Given records:
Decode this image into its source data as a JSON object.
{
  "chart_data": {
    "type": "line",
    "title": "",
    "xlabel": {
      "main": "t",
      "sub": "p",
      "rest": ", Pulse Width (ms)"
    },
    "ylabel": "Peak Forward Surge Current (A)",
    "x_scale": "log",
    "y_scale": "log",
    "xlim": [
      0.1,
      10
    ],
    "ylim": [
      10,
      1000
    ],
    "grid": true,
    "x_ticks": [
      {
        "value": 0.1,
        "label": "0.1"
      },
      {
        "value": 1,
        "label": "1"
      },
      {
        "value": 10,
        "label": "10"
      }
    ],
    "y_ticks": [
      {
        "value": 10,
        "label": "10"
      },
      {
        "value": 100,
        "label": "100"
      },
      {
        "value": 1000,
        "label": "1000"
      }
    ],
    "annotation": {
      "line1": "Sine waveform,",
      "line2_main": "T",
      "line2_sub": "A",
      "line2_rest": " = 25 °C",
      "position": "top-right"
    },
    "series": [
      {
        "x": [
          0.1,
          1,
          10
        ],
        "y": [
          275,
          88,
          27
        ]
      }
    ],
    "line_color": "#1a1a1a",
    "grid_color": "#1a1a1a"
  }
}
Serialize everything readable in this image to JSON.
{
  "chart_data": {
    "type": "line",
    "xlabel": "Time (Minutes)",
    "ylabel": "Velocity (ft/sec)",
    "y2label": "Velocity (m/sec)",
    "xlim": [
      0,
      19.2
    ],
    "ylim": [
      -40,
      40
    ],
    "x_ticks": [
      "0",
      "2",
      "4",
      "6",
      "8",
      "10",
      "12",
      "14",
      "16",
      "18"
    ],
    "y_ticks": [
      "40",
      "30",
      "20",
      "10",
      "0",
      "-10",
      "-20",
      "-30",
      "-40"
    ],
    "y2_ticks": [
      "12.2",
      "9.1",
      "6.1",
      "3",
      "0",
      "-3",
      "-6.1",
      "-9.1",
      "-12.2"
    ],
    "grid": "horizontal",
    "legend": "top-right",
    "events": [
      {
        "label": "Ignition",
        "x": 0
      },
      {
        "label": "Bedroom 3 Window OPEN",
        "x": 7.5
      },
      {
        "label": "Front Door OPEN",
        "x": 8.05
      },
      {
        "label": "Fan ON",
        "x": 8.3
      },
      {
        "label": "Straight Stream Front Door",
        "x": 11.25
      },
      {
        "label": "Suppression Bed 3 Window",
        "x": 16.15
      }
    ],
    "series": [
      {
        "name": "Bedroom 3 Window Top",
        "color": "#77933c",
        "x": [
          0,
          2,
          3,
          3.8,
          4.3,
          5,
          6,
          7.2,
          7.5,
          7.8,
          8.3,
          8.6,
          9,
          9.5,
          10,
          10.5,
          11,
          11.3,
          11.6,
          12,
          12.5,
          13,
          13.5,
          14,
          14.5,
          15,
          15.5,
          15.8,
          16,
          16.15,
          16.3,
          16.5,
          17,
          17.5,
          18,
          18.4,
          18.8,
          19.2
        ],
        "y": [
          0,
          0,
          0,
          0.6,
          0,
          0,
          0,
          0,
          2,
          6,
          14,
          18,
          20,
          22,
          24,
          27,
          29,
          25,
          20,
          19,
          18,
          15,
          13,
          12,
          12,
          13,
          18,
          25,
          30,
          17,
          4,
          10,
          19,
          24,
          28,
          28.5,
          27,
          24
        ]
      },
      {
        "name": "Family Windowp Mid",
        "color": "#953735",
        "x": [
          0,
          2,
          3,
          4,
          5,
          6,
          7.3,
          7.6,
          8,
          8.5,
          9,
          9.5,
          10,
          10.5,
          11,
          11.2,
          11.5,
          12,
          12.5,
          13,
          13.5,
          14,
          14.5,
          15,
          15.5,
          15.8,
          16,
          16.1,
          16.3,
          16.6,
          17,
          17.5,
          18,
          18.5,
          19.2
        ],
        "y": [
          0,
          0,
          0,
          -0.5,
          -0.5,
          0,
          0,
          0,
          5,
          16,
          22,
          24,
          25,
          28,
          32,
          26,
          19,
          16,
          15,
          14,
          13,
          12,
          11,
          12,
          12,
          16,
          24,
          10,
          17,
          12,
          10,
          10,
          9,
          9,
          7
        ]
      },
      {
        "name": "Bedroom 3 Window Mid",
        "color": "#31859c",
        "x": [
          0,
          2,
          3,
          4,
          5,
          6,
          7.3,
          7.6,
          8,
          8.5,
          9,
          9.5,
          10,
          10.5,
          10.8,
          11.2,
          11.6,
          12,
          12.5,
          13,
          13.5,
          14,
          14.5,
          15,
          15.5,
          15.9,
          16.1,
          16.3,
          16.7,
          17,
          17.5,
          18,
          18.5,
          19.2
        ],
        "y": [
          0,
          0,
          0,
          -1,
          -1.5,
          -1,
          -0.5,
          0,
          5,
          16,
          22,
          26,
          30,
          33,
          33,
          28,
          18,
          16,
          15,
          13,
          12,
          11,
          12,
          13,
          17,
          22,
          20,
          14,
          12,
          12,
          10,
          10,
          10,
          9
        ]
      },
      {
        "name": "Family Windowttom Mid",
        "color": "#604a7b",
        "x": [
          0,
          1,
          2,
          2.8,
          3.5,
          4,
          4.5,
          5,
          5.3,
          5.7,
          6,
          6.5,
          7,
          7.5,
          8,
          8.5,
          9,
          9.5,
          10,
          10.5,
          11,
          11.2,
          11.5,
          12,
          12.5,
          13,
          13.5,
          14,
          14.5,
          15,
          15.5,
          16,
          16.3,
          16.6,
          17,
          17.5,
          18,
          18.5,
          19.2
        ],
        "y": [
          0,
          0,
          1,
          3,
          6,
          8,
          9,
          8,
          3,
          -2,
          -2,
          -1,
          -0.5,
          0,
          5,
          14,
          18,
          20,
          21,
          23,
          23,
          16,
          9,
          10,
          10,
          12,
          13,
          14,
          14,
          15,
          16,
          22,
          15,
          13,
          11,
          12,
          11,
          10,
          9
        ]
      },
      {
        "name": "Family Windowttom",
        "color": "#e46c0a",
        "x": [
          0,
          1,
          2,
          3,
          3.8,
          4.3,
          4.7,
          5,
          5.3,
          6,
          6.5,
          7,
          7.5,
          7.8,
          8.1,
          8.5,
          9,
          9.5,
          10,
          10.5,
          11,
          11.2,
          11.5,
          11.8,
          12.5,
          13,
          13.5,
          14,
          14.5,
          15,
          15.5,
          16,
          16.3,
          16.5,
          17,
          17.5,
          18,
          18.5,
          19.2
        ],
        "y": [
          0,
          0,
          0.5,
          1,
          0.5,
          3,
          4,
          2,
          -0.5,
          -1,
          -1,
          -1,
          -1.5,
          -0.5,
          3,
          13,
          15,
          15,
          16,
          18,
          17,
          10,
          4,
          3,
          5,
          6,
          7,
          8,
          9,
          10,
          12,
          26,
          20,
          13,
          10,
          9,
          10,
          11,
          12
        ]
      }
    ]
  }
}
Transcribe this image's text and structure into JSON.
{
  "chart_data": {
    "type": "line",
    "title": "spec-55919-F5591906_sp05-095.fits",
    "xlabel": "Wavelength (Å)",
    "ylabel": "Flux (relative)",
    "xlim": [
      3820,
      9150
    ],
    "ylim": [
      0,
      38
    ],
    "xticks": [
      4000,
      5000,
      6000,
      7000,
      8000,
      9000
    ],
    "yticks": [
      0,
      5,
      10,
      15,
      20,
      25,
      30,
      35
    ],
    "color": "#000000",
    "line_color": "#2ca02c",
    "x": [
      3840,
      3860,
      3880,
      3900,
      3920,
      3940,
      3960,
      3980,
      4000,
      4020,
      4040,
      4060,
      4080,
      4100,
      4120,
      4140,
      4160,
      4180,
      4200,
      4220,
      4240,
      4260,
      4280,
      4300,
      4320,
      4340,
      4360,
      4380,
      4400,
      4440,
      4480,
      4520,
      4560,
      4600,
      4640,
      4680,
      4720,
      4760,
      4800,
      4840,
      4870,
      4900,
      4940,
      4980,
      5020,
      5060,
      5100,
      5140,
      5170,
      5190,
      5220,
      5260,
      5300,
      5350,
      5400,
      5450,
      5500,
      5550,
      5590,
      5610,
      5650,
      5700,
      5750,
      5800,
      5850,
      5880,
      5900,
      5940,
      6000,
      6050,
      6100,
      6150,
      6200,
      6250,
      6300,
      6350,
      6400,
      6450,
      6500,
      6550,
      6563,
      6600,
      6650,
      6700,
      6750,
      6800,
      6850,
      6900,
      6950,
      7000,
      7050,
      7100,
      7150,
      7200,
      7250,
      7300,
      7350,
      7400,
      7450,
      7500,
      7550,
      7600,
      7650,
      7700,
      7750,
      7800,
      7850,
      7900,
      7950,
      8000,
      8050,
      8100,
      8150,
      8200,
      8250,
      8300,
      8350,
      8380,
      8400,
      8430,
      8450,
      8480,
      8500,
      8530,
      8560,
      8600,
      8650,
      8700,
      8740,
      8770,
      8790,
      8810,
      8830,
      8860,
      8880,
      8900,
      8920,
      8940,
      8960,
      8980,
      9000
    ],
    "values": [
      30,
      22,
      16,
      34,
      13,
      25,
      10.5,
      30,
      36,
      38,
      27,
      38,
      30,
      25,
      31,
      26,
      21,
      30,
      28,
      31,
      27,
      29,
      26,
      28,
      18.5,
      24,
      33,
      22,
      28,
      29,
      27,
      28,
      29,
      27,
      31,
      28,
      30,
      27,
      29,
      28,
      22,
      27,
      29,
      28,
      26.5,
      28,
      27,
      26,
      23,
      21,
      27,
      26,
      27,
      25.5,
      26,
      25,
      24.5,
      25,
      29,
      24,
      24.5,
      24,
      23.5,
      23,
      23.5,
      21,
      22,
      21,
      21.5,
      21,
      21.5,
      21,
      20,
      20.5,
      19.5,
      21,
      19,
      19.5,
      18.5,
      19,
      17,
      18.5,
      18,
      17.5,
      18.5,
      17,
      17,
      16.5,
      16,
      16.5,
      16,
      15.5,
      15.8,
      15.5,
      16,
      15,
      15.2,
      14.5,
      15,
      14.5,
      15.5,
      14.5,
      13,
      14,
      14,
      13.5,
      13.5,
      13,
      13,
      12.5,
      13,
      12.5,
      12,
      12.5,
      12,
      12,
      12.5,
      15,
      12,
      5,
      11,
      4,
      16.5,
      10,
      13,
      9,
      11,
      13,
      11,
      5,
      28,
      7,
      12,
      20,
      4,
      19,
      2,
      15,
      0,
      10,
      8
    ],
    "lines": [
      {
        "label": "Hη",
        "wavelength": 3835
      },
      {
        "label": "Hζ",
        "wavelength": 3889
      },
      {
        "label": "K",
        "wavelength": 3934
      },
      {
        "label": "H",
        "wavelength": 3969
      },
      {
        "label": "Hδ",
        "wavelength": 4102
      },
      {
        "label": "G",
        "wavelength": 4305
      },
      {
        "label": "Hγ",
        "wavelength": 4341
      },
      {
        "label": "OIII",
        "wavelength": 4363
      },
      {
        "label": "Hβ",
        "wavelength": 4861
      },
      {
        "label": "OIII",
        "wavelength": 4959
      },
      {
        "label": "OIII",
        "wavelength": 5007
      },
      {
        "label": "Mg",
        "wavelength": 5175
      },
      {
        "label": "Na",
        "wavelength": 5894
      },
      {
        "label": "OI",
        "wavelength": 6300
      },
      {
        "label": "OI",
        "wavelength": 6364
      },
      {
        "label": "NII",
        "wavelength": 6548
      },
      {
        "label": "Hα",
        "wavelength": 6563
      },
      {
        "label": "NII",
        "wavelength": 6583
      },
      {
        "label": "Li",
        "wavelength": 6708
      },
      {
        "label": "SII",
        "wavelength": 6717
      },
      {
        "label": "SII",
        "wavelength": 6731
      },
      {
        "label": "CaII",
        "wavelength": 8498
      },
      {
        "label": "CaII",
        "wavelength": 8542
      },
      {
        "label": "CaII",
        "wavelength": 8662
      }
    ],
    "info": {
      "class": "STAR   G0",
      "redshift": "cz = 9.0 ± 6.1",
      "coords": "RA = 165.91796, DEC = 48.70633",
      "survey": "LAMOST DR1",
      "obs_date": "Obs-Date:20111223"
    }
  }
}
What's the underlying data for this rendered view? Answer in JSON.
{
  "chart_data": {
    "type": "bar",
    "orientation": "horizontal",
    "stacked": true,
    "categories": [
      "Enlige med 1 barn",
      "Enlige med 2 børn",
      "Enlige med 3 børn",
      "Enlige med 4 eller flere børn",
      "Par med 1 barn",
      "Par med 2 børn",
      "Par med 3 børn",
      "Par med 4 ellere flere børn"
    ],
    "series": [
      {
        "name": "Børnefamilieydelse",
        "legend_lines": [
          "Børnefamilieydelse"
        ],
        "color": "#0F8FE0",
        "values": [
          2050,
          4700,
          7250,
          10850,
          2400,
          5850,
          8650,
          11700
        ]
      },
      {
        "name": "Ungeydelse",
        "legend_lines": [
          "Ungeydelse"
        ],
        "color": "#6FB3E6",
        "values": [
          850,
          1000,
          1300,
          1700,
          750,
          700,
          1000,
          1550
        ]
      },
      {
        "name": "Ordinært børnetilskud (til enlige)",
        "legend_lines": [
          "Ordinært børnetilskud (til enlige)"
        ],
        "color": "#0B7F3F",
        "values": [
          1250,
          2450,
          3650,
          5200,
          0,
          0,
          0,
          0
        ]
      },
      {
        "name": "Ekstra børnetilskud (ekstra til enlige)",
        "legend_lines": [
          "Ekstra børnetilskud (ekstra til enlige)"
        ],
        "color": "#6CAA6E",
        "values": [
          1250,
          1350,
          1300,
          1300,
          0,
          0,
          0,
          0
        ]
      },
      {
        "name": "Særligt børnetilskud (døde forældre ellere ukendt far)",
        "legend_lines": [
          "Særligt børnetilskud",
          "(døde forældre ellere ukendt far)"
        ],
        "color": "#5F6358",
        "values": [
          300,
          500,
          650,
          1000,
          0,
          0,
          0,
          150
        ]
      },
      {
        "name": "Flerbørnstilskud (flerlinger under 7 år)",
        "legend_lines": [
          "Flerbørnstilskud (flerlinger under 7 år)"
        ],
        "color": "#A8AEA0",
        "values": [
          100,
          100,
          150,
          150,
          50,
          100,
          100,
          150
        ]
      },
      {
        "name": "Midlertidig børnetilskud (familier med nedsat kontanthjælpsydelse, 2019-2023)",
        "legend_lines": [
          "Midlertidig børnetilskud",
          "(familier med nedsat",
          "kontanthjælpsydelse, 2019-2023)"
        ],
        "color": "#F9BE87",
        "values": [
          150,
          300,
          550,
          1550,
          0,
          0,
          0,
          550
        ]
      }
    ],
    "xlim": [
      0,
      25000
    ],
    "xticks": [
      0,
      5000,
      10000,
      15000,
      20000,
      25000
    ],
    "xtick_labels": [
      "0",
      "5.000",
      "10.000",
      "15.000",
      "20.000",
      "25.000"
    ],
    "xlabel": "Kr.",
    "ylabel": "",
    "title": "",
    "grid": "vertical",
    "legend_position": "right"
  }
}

Your task: In the material above, show every line where the word "familier" turns up.

Exercise response:
        "name": "Midlertidig børnetilskud (familier med nedsat kontanthjælpsydelse, 2019-2023)",
          "(familier med nedsat",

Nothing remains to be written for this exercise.